→ THE INPUT:
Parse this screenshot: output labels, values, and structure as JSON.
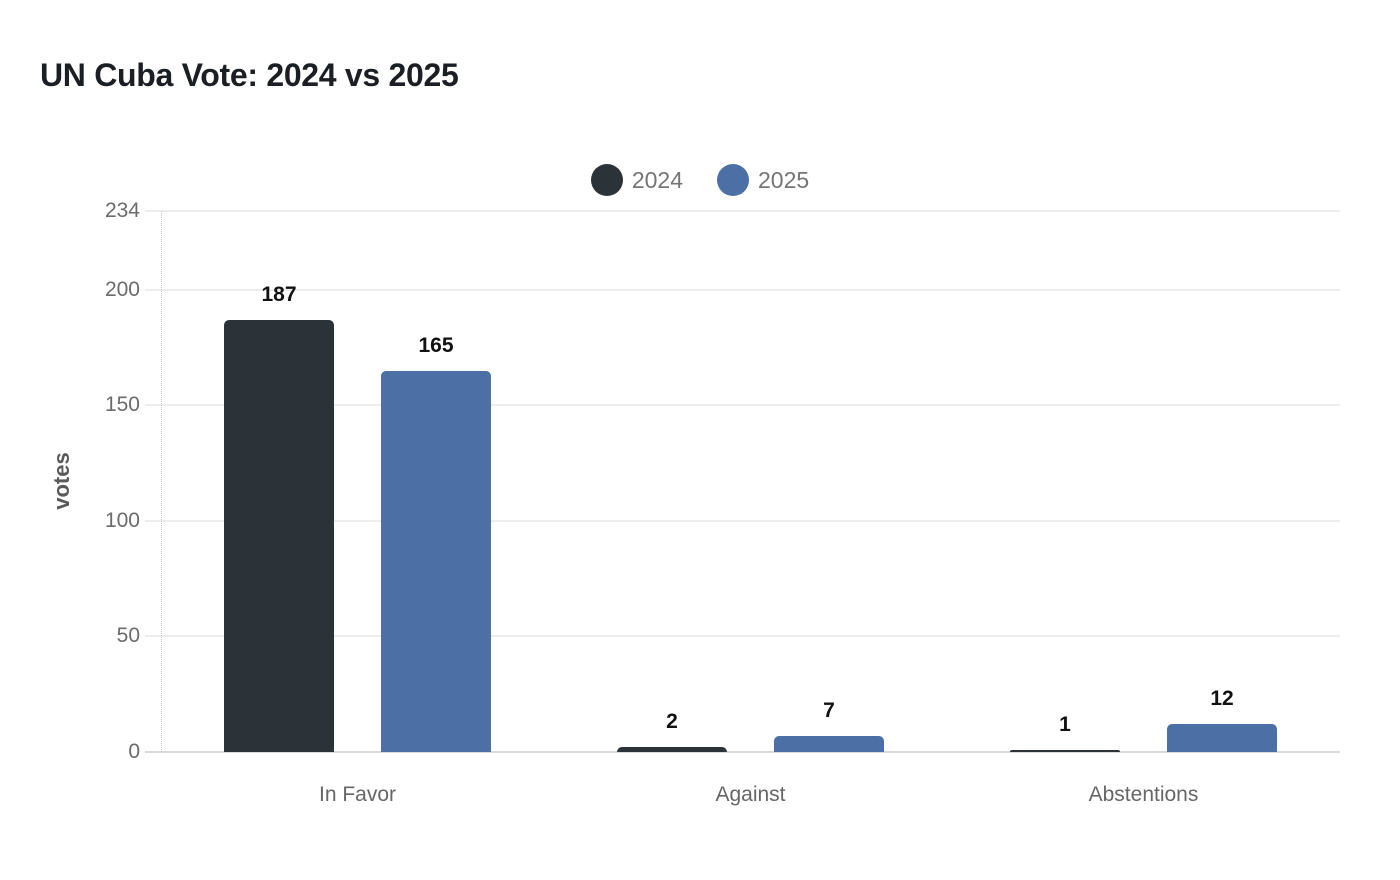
{
  "chart_data": {
    "type": "bar",
    "title": "UN Cuba Vote: 2024 vs 2025",
    "categories": [
      "In Favor",
      "Against",
      "Abstentions"
    ],
    "series": [
      {
        "name": "2024",
        "color": "#2b3338",
        "values": [
          187,
          2,
          1
        ]
      },
      {
        "name": "2025",
        "color": "#4c70a5",
        "values": [
          165,
          7,
          12
        ]
      }
    ],
    "xlabel": "",
    "ylabel": "votes",
    "ylim": [
      0,
      234
    ],
    "yticks": [
      0,
      50,
      100,
      150,
      200,
      234
    ],
    "grid": true,
    "legend_position": "top-center",
    "value_labels": true,
    "colors": {
      "background": "#ffffff",
      "title_text": "#1b1e23",
      "legend_text": "#757575",
      "tick_text": "#6b6b6b",
      "category_text": "#666666",
      "value_label_text": "#111111",
      "axis_label_text": "#595959",
      "gridline": "#ededed",
      "baseline": "#d9d9d9"
    }
  }
}
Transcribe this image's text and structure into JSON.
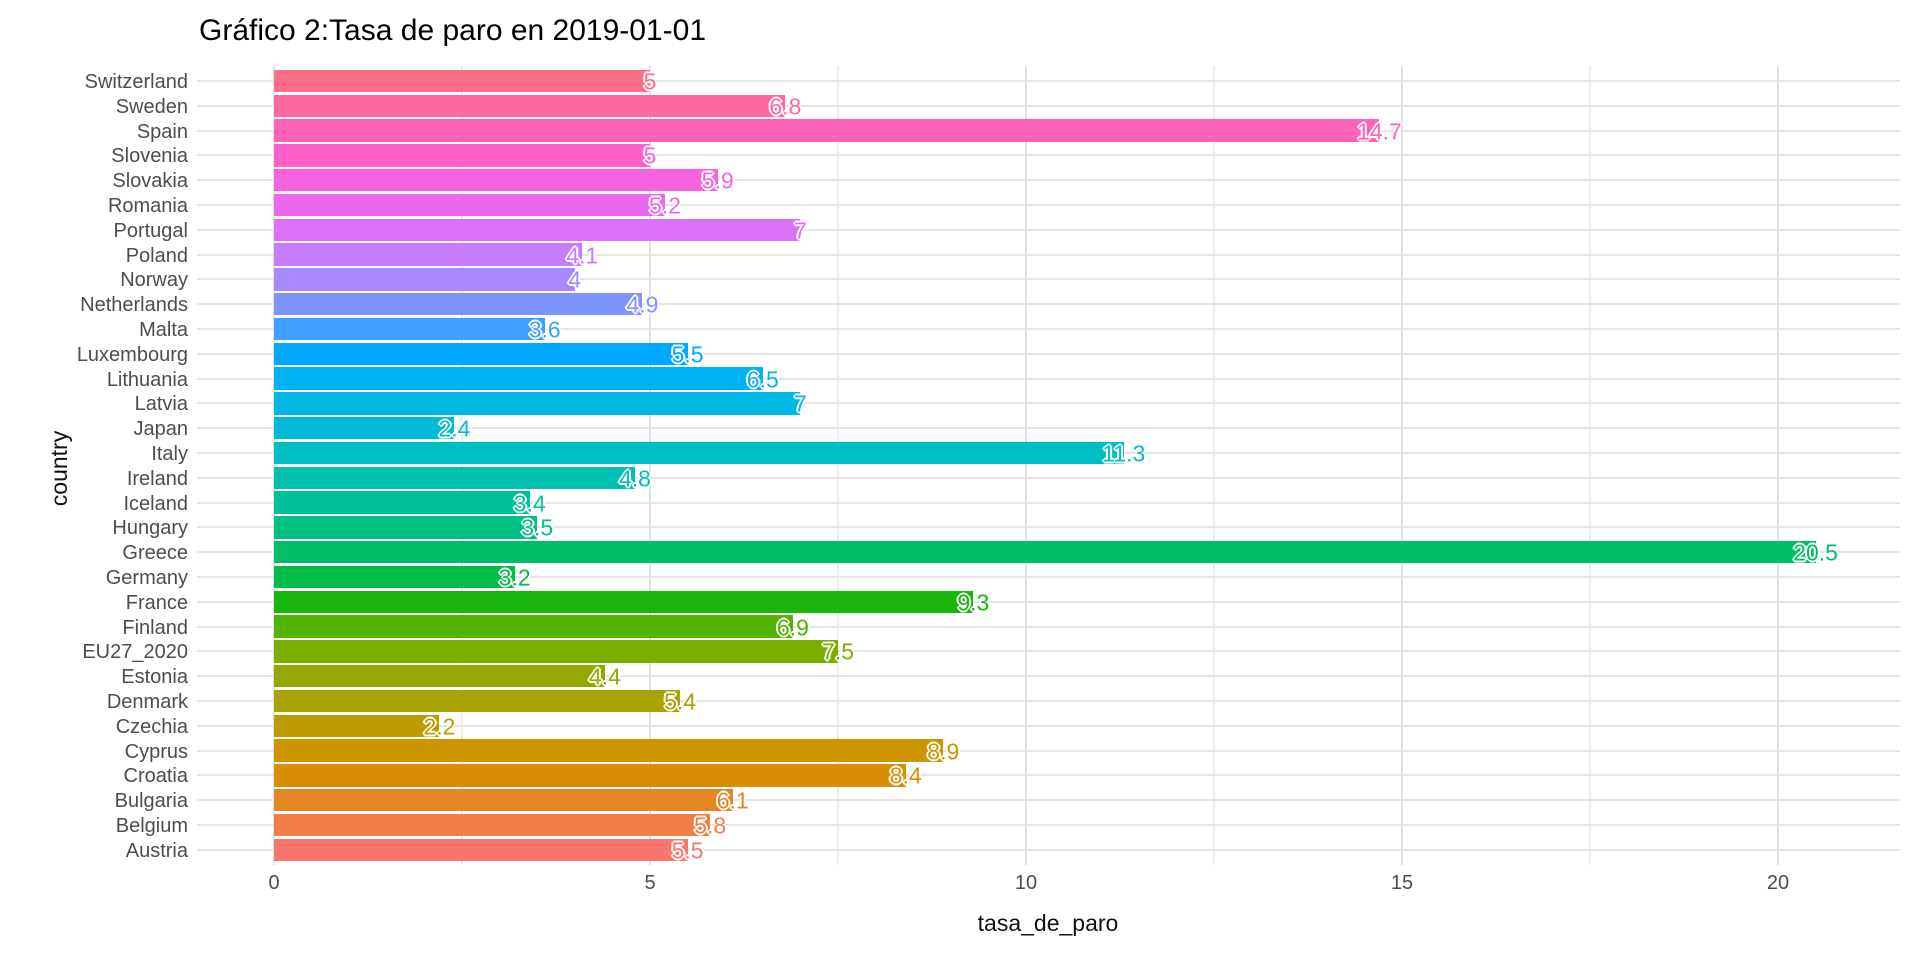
{
  "title": "Gráfico 2:Tasa de paro en 2019-01-01",
  "chart_data": {
    "type": "bar",
    "orientation": "horizontal",
    "title": "Gráfico 2:Tasa de paro en 2019-01-01",
    "xlabel": "tasa_de_paro",
    "ylabel": "country",
    "xlim": [
      0,
      21.5
    ],
    "x_major_ticks": [
      0,
      5,
      10,
      15,
      20
    ],
    "x_minor_ticks": [
      2.5,
      7.5,
      12.5,
      17.5
    ],
    "grid": true,
    "legend": "none",
    "bars_top_to_bottom": [
      {
        "country": "Switzerland",
        "value": 5.0,
        "label": "5",
        "color": "#FC6E87"
      },
      {
        "country": "Sweden",
        "value": 6.8,
        "label": "6.8",
        "color": "#FF68A1"
      },
      {
        "country": "Spain",
        "value": 14.7,
        "label": "14.7",
        "color": "#FF63B7"
      },
      {
        "country": "Slovenia",
        "value": 5.0,
        "label": "5",
        "color": "#FF61CC"
      },
      {
        "country": "Slovakia",
        "value": 5.9,
        "label": "5.9",
        "color": "#F763DE"
      },
      {
        "country": "Romania",
        "value": 5.2,
        "label": "5.2",
        "color": "#EB68ED"
      },
      {
        "country": "Portugal",
        "value": 7.0,
        "label": "7",
        "color": "#DB71F7"
      },
      {
        "country": "Poland",
        "value": 4.1,
        "label": "4.1",
        "color": "#C77CFF"
      },
      {
        "country": "Norway",
        "value": 4.0,
        "label": "4",
        "color": "#A788FF"
      },
      {
        "country": "Netherlands",
        "value": 4.9,
        "label": "4.9",
        "color": "#7D94FF"
      },
      {
        "country": "Malta",
        "value": 3.6,
        "label": "3.6",
        "color": "#419FFF"
      },
      {
        "country": "Luxembourg",
        "value": 5.5,
        "label": "5.5",
        "color": "#00A9FF"
      },
      {
        "country": "Lithuania",
        "value": 6.5,
        "label": "6.5",
        "color": "#00B1F3"
      },
      {
        "country": "Latvia",
        "value": 7.0,
        "label": "7",
        "color": "#00B7E5"
      },
      {
        "country": "Japan",
        "value": 2.4,
        "label": "2.4",
        "color": "#00BBD5"
      },
      {
        "country": "Italy",
        "value": 11.3,
        "label": "11.3",
        "color": "#00BFC4"
      },
      {
        "country": "Ireland",
        "value": 4.8,
        "label": "4.8",
        "color": "#00C0AF"
      },
      {
        "country": "Iceland",
        "value": 3.4,
        "label": "3.4",
        "color": "#00C09A"
      },
      {
        "country": "Hungary",
        "value": 3.5,
        "label": "3.5",
        "color": "#00BF82"
      },
      {
        "country": "Greece",
        "value": 20.5,
        "label": "20.5",
        "color": "#00BD66"
      },
      {
        "country": "Germany",
        "value": 3.2,
        "label": "3.2",
        "color": "#00BB44"
      },
      {
        "country": "France",
        "value": 9.3,
        "label": "9.3",
        "color": "#18B609"
      },
      {
        "country": "Finland",
        "value": 6.9,
        "label": "6.9",
        "color": "#52B300"
      },
      {
        "country": "EU27_2020",
        "value": 7.5,
        "label": "7.5",
        "color": "#7CAE00"
      },
      {
        "country": "Estonia",
        "value": 4.4,
        "label": "4.4",
        "color": "#94A800"
      },
      {
        "country": "Denmark",
        "value": 5.4,
        "label": "5.4",
        "color": "#AAA200"
      },
      {
        "country": "Czechia",
        "value": 2.2,
        "label": "2.2",
        "color": "#BC9C00"
      },
      {
        "country": "Cyprus",
        "value": 8.9,
        "label": "8.9",
        "color": "#CC9500"
      },
      {
        "country": "Croatia",
        "value": 8.4,
        "label": "8.4",
        "color": "#DA8E06"
      },
      {
        "country": "Bulgaria",
        "value": 6.1,
        "label": "6.1",
        "color": "#E58624"
      },
      {
        "country": "Belgium",
        "value": 5.8,
        "label": "5.8",
        "color": "#EF7E47"
      },
      {
        "country": "Austria",
        "value": 5.5,
        "label": "5.5",
        "color": "#F8766D"
      }
    ]
  }
}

→ TASK TO CARRY OUT: Copy every record character for character. Skip the pictures.

→ SOLUTION:
Parse this screenshot: output labels, values, and structure as JSON.
{
  "chart_data": {
    "type": "bar",
    "title": "UN Cuba Vote: 2024 vs 2025",
    "categories": [
      "In Favor",
      "Against",
      "Abstentions"
    ],
    "series": [
      {
        "name": "2024",
        "color": "#2b3338",
        "values": [
          187,
          2,
          1
        ]
      },
      {
        "name": "2025",
        "color": "#4c70a5",
        "values": [
          165,
          7,
          12
        ]
      }
    ],
    "xlabel": "",
    "ylabel": "votes",
    "ylim": [
      0,
      234
    ],
    "yticks": [
      0,
      50,
      100,
      150,
      200,
      234
    ],
    "grid": true,
    "legend_position": "top-center",
    "value_labels": true,
    "colors": {
      "background": "#ffffff",
      "title_text": "#1b1e23",
      "legend_text": "#757575",
      "tick_text": "#6b6b6b",
      "category_text": "#666666",
      "value_label_text": "#111111",
      "axis_label_text": "#595959",
      "gridline": "#ededed",
      "baseline": "#d9d9d9"
    }
  }
}
Transcribe this image's text and structure into JSON.
{
  "title": "Gráfico 2:Tasa de paro en 2019-01-01",
  "chart_data": {
    "type": "bar",
    "orientation": "horizontal",
    "title": "Gráfico 2:Tasa de paro en 2019-01-01",
    "xlabel": "tasa_de_paro",
    "ylabel": "country",
    "xlim": [
      0,
      21.5
    ],
    "x_major_ticks": [
      0,
      5,
      10,
      15,
      20
    ],
    "x_minor_ticks": [
      2.5,
      7.5,
      12.5,
      17.5
    ],
    "grid": true,
    "legend": "none",
    "bars_top_to_bottom": [
      {
        "country": "Switzerland",
        "value": 5.0,
        "label": "5",
        "color": "#FC6E87"
      },
      {
        "country": "Sweden",
        "value": 6.8,
        "label": "6.8",
        "color": "#FF68A1"
      },
      {
        "country": "Spain",
        "value": 14.7,
        "label": "14.7",
        "color": "#FF63B7"
      },
      {
        "country": "Slovenia",
        "value": 5.0,
        "label": "5",
        "color": "#FF61CC"
      },
      {
        "country": "Slovakia",
        "value": 5.9,
        "label": "5.9",
        "color": "#F763DE"
      },
      {
        "country": "Romania",
        "value": 5.2,
        "label": "5.2",
        "color": "#EB68ED"
      },
      {
        "country": "Portugal",
        "value": 7.0,
        "label": "7",
        "color": "#DB71F7"
      },
      {
        "country": "Poland",
        "value": 4.1,
        "label": "4.1",
        "color": "#C77CFF"
      },
      {
        "country": "Norway",
        "value": 4.0,
        "label": "4",
        "color": "#A788FF"
      },
      {
        "country": "Netherlands",
        "value": 4.9,
        "label": "4.9",
        "color": "#7D94FF"
      },
      {
        "country": "Malta",
        "value": 3.6,
        "label": "3.6",
        "color": "#419FFF"
      },
      {
        "country": "Luxembourg",
        "value": 5.5,
        "label": "5.5",
        "color": "#00A9FF"
      },
      {
        "country": "Lithuania",
        "value": 6.5,
        "label": "6.5",
        "color": "#00B1F3"
      },
      {
        "country": "Latvia",
        "value": 7.0,
        "label": "7",
        "color": "#00B7E5"
      },
      {
        "country": "Japan",
        "value": 2.4,
        "label": "2.4",
        "color": "#00BBD5"
      },
      {
        "country": "Italy",
        "value": 11.3,
        "label": "11.3",
        "color": "#00BFC4"
      },
      {
        "country": "Ireland",
        "value": 4.8,
        "label": "4.8",
        "color": "#00C0AF"
      },
      {
        "country": "Iceland",
        "value": 3.4,
        "label": "3.4",
        "color": "#00C09A"
      },
      {
        "country": "Hungary",
        "value": 3.5,
        "label": "3.5",
        "color": "#00BF82"
      },
      {
        "country": "Greece",
        "value": 20.5,
        "label": "20.5",
        "color": "#00BD66"
      },
      {
        "country": "Germany",
        "value": 3.2,
        "label": "3.2",
        "color": "#00BB44"
      },
      {
        "country": "France",
        "value": 9.3,
        "label": "9.3",
        "color": "#18B609"
      },
      {
        "country": "Finland",
        "value": 6.9,
        "label": "6.9",
        "color": "#52B300"
      },
      {
        "country": "EU27_2020",
        "value": 7.5,
        "label": "7.5",
        "color": "#7CAE00"
      },
      {
        "country": "Estonia",
        "value": 4.4,
        "label": "4.4",
        "color": "#94A800"
      },
      {
        "country": "Denmark",
        "value": 5.4,
        "label": "5.4",
        "color": "#AAA200"
      },
      {
        "country": "Czechia",
        "value": 2.2,
        "label": "2.2",
        "color": "#BC9C00"
      },
      {
        "country": "Cyprus",
        "value": 8.9,
        "label": "8.9",
        "color": "#CC9500"
      },
      {
        "country": "Croatia",
        "value": 8.4,
        "label": "8.4",
        "color": "#DA8E06"
      },
      {
        "country": "Bulgaria",
        "value": 6.1,
        "label": "6.1",
        "color": "#E58624"
      },
      {
        "country": "Belgium",
        "value": 5.8,
        "label": "5.8",
        "color": "#EF7E47"
      },
      {
        "country": "Austria",
        "value": 5.5,
        "label": "5.5",
        "color": "#F8766D"
      }
    ]
  }
}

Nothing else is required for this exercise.